_Required task:_ From the records below, copy every line that contains the word "have".

_Supplied records:_
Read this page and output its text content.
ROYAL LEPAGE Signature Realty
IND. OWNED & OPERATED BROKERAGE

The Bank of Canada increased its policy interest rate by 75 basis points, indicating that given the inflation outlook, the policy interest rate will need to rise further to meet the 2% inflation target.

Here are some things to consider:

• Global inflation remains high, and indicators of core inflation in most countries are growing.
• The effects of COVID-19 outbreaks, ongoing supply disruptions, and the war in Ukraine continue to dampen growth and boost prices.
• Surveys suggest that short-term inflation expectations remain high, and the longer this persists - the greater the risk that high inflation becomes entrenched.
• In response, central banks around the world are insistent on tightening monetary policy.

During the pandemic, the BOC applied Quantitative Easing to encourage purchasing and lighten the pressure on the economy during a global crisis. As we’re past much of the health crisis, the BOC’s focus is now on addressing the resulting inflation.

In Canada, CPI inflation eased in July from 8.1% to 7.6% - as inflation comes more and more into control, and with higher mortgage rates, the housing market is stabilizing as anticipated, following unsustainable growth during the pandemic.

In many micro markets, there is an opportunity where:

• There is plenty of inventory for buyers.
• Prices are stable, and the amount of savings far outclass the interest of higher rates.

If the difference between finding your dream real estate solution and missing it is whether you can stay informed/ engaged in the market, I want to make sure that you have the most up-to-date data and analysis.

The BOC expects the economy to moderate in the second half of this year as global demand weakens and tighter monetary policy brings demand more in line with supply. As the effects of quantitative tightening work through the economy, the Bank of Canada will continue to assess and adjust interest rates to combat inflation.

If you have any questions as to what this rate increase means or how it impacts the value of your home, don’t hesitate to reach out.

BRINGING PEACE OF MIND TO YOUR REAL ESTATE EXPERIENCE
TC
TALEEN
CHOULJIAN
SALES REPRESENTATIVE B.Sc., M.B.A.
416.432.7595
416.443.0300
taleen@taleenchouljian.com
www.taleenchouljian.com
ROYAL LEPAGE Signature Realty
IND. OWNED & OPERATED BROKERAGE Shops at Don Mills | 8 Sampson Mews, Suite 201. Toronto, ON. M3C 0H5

* * *

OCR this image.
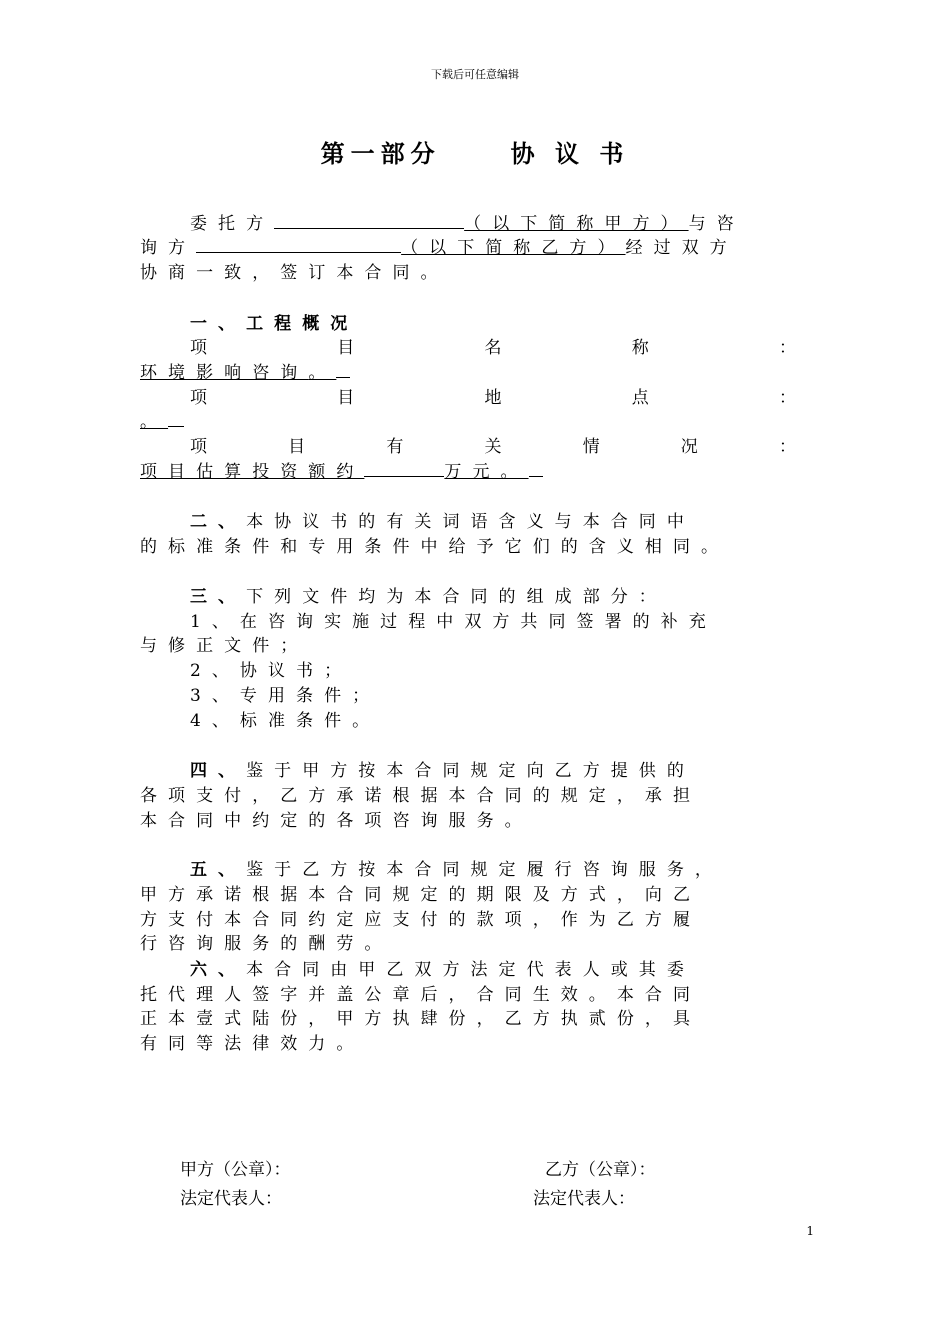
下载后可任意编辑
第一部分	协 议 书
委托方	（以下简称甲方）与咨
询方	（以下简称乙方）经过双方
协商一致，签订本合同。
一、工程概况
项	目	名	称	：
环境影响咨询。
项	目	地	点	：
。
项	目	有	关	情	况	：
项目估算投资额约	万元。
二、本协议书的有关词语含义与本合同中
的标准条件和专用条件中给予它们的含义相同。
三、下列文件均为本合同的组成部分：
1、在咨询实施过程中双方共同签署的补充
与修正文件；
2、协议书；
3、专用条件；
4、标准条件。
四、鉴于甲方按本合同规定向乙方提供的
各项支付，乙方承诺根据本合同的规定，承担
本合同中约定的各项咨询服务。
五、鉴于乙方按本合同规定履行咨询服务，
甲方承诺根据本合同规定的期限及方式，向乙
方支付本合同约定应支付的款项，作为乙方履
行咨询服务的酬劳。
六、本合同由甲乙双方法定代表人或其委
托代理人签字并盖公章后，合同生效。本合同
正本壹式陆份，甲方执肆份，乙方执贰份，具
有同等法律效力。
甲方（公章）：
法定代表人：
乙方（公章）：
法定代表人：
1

_Full response:_
If the difference between finding your dream real estate solution and missing it is whether you can stay informed/ engaged in the market, I want to make sure that you have the most up-to-date data and analysis.
If you have any questions as to what this rate increase means or how it impacts the value of your home, don’t hesitate to reach out.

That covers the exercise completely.